Make an exact copy of the records, dropping all pictures.

◆ **Data entries**:
-------

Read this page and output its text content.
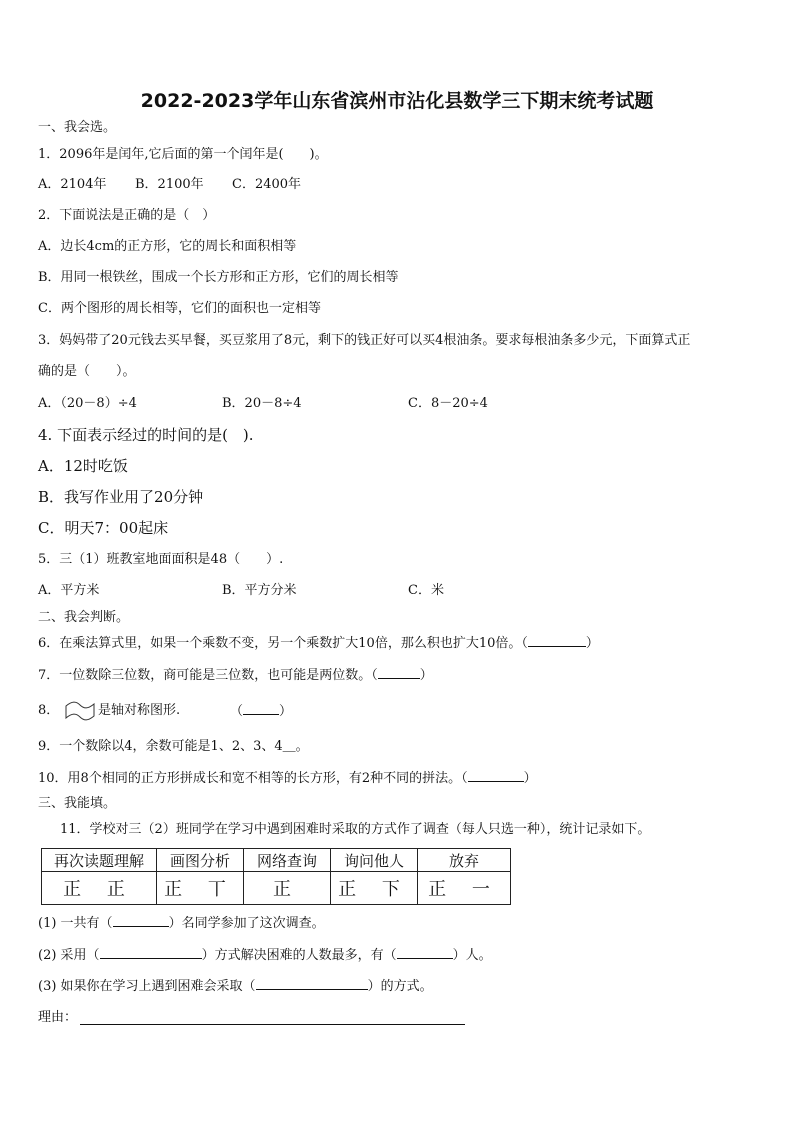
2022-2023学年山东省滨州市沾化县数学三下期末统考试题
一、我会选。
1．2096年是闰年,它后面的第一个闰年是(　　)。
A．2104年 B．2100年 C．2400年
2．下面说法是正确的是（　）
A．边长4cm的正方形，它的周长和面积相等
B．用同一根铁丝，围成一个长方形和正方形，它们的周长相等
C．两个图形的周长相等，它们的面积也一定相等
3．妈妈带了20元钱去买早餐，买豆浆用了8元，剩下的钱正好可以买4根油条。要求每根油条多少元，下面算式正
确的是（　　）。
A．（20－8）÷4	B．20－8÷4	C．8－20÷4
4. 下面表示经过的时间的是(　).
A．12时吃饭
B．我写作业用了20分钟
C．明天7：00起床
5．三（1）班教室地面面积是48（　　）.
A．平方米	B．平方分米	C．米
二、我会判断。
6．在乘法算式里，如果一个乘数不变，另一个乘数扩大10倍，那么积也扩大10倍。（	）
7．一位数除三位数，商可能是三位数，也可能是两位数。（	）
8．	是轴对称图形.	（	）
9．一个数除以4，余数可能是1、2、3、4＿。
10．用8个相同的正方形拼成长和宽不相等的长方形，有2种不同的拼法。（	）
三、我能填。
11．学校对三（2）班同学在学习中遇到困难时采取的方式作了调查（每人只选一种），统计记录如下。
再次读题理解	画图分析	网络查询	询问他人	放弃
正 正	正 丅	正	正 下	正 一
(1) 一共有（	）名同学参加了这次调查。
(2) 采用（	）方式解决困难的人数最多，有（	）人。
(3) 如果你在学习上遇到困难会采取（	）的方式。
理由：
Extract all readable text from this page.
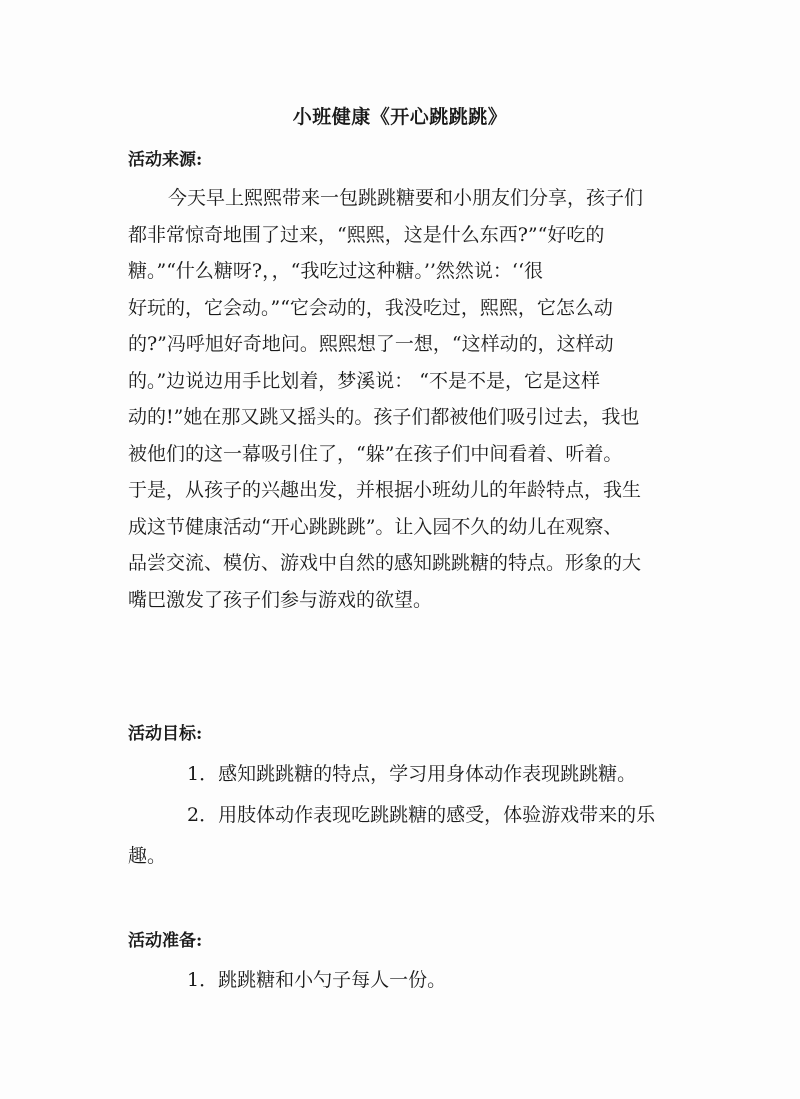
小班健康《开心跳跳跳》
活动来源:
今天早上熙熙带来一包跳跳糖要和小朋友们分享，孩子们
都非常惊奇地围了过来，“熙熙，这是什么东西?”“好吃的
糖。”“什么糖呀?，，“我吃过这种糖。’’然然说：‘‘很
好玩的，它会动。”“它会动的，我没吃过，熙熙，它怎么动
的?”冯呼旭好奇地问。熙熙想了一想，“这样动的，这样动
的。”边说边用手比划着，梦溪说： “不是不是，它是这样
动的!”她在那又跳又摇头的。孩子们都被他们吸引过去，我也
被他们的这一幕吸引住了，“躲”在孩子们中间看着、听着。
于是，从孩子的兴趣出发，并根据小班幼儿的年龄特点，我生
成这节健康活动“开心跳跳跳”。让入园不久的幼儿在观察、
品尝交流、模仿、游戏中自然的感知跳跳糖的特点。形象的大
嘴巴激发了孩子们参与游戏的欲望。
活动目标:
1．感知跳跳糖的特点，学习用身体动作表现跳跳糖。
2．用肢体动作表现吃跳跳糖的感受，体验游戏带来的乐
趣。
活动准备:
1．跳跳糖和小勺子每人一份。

-------

◆ **Solution for this problem**:
Read this page and output its text content.
2022-2023学年山东省滨州市沾化县数学三下期末统考试题
一、我会选。
1．2096年是闰年,它后面的第一个闰年是(　　)。
A．2104年 B．2100年 C．2400年
2．下面说法是正确的是（　）
A．边长4cm的正方形，它的周长和面积相等
B．用同一根铁丝，围成一个长方形和正方形，它们的周长相等
C．两个图形的周长相等，它们的面积也一定相等
3．妈妈带了20元钱去买早餐，买豆浆用了8元，剩下的钱正好可以买4根油条。要求每根油条多少元，下面算式正
确的是（　　）。
A．（20－8）÷4	B．20－8÷4	C．8－20÷4
4. 下面表示经过的时间的是(　).
A．12时吃饭
B．我写作业用了20分钟
C．明天7：00起床
5．三（1）班教室地面面积是48（　　）.
A．平方米	B．平方分米	C．米
二、我会判断。
6．在乘法算式里，如果一个乘数不变，另一个乘数扩大10倍，那么积也扩大10倍。（	）
7．一位数除三位数，商可能是三位数，也可能是两位数。（	）
8．	是轴对称图形.	（	）
9．一个数除以4，余数可能是1、2、3、4＿。
10．用8个相同的正方形拼成长和宽不相等的长方形，有2种不同的拼法。（	）
三、我能填。
11．学校对三（2）班同学在学习中遇到困难时采取的方式作了调查（每人只选一种），统计记录如下。
再次读题理解	画图分析	网络查询	询问他人	放弃
正 正	正 丅	正	正 下	正 一
(1) 一共有（	）名同学参加了这次调查。
(2) 采用（	）方式解决困难的人数最多，有（	）人。
(3) 如果你在学习上遇到困难会采取（	）的方式。
理由：
Extract all readable text from this page.
小班健康《开心跳跳跳》
活动来源:
今天早上熙熙带来一包跳跳糖要和小朋友们分享，孩子们
都非常惊奇地围了过来，“熙熙，这是什么东西?”“好吃的
糖。”“什么糖呀?，，“我吃过这种糖。’’然然说：‘‘很
好玩的，它会动。”“它会动的，我没吃过，熙熙，它怎么动
的?”冯呼旭好奇地问。熙熙想了一想，“这样动的，这样动
的。”边说边用手比划着，梦溪说： “不是不是，它是这样
动的!”她在那又跳又摇头的。孩子们都被他们吸引过去，我也
被他们的这一幕吸引住了，“躲”在孩子们中间看着、听着。
于是，从孩子的兴趣出发，并根据小班幼儿的年龄特点，我生
成这节健康活动“开心跳跳跳”。让入园不久的幼儿在观察、
品尝交流、模仿、游戏中自然的感知跳跳糖的特点。形象的大
嘴巴激发了孩子们参与游戏的欲望。
活动目标:
1．感知跳跳糖的特点，学习用身体动作表现跳跳糖。
2．用肢体动作表现吃跳跳糖的感受，体验游戏带来的乐
趣。
活动准备:
1．跳跳糖和小勺子每人一份。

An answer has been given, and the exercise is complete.